Using the entries below, transcribe exactly the line containing "Give me the" and each line that follows it to the end.

▸ Collection entries
● ● ● ●

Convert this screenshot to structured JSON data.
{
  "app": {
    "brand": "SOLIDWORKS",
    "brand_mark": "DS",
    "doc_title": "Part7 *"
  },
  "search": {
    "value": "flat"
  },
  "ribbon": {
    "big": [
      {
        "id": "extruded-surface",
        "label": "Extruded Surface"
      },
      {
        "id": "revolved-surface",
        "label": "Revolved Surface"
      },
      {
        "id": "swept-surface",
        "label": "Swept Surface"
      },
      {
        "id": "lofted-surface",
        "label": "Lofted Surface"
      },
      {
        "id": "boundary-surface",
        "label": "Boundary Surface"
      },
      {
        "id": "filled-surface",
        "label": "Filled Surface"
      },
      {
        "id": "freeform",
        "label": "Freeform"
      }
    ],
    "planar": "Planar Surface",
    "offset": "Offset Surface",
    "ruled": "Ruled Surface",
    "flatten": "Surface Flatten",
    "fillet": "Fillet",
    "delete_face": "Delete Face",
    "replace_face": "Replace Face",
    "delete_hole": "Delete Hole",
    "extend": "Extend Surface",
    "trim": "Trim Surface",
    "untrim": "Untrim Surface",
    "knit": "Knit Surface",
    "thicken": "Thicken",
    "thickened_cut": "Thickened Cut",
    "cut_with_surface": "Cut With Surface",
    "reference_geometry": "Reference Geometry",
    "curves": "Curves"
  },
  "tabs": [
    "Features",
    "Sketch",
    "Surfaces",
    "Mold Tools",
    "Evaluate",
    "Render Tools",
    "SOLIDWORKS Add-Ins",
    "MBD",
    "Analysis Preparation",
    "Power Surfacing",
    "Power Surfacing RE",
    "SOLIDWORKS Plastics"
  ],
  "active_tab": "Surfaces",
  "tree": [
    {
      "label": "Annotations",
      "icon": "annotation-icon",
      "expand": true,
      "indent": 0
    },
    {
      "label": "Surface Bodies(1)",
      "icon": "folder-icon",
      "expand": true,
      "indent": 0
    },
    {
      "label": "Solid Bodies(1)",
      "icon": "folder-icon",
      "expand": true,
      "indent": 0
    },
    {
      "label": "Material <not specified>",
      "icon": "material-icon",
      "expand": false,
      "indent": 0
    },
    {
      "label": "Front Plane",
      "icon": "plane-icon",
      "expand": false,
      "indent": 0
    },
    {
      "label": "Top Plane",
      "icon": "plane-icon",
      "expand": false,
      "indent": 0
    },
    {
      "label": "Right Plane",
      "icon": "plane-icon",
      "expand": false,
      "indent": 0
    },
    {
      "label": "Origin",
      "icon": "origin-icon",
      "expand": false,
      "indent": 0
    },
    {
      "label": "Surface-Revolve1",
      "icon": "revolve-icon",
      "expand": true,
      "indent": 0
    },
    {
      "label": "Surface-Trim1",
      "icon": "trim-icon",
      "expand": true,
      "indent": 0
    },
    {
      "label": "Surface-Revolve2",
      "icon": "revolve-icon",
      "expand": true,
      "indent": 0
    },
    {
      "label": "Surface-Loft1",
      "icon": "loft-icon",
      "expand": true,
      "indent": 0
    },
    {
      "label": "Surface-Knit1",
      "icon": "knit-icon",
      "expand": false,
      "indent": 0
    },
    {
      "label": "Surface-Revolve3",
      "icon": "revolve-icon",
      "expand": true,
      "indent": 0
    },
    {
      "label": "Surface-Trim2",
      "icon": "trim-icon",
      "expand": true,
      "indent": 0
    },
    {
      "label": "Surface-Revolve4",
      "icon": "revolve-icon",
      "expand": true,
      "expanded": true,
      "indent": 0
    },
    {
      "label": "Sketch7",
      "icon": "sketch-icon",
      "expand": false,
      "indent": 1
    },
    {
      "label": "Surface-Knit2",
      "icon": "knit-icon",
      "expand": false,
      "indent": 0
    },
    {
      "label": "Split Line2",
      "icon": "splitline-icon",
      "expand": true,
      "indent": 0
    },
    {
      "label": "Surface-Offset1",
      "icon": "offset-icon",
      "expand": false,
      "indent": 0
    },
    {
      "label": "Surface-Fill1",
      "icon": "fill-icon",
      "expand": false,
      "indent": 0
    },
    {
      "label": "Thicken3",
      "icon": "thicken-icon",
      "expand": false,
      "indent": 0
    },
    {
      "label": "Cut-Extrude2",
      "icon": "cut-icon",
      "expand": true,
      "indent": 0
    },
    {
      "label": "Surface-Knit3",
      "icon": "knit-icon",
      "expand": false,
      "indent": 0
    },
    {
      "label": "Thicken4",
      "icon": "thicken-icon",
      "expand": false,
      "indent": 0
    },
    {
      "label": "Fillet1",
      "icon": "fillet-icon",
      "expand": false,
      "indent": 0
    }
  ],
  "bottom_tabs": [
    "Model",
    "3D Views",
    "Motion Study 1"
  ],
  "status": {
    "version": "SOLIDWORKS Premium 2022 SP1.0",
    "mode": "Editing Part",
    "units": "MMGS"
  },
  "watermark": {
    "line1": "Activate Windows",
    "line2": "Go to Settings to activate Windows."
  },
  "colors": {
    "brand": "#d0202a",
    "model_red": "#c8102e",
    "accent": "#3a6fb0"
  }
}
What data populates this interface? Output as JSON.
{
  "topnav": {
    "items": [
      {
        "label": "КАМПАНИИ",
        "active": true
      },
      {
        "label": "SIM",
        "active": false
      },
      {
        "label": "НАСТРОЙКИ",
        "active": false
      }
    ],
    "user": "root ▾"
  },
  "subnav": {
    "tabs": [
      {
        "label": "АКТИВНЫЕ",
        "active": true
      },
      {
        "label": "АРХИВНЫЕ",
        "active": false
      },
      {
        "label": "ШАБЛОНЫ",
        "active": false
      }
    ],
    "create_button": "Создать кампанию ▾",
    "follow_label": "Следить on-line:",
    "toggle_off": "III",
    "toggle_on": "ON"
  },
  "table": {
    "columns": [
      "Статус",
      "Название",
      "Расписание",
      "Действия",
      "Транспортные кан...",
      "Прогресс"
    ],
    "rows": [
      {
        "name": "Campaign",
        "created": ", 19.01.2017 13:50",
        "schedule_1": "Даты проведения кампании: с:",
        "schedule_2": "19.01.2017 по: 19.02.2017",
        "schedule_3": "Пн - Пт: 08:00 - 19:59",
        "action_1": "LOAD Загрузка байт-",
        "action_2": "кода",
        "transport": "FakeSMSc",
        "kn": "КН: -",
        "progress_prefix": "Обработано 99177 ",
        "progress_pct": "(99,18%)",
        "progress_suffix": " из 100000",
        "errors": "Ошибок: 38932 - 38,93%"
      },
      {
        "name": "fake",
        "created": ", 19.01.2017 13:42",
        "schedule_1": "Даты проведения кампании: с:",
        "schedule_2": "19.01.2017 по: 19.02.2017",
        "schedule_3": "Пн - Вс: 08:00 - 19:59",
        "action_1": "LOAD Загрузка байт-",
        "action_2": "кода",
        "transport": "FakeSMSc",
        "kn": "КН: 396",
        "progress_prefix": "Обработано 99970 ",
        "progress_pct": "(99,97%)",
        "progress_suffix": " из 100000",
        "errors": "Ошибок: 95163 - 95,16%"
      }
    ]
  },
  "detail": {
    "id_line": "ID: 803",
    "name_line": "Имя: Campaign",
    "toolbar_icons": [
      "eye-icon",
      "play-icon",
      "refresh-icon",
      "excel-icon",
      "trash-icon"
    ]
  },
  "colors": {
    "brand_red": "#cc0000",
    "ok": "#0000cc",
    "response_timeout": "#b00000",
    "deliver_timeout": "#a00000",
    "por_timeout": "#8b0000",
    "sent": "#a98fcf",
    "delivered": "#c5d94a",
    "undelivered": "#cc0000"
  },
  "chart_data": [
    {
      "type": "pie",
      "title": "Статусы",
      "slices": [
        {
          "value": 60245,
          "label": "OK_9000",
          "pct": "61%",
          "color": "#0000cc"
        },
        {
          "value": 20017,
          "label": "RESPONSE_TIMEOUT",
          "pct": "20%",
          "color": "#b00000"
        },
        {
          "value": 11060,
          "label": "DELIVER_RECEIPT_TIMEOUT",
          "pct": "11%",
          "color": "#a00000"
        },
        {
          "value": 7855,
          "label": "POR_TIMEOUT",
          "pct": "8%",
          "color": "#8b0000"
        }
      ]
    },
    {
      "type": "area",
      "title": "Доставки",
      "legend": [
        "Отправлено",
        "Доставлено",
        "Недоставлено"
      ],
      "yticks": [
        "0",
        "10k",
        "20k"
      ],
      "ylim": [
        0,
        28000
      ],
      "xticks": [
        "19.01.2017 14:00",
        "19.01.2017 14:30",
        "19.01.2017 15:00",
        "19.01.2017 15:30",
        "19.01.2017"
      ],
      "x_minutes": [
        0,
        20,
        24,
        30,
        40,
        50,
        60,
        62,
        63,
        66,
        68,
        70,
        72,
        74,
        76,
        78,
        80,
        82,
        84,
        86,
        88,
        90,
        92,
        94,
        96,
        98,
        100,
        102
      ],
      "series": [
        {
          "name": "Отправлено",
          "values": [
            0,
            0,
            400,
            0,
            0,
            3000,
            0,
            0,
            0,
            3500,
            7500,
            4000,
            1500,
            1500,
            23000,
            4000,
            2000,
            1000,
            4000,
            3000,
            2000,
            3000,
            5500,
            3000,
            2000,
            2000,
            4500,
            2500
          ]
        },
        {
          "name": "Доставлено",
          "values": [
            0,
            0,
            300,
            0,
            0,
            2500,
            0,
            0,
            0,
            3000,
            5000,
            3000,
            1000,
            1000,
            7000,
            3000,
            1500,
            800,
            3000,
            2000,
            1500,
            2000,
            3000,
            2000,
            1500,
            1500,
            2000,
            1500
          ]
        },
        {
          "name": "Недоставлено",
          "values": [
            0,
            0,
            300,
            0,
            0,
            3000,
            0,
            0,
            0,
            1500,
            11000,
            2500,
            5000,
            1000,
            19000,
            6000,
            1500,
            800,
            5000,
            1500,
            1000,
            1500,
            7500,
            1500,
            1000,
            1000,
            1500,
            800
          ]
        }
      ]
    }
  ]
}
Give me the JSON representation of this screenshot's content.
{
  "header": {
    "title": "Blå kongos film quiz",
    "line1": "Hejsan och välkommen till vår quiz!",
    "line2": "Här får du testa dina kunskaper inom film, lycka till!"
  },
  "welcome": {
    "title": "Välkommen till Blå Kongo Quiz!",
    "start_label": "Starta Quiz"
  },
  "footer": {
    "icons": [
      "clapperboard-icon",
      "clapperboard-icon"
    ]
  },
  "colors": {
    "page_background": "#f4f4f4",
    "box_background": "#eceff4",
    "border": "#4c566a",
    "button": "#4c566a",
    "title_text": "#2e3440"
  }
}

● ● ● ●

▸ Answer below
Give me the JSON representation of this screenshot's content.
{
  "header": {
    "title": "Blå kongos film quiz",
    "line1": "Hejsan och välkommen till vår quiz!",
    "line2": "Här får du testa dina kunskaper inom film, lycka till!"
  },
  "welcome": {
    "title": "Välkommen till Blå Kongo Quiz!",
    "start_label": "Starta Quiz"
  },
  "footer": {
    "icons": [
      "clapperboard-icon",
      "clapperboard-icon"
    ]
  },
  "colors": {
    "page_background": "#f4f4f4",
    "box_background": "#eceff4",
    "border": "#4c566a",
    "button": "#4c566a",
    "title_text": "#2e3440"
  }
}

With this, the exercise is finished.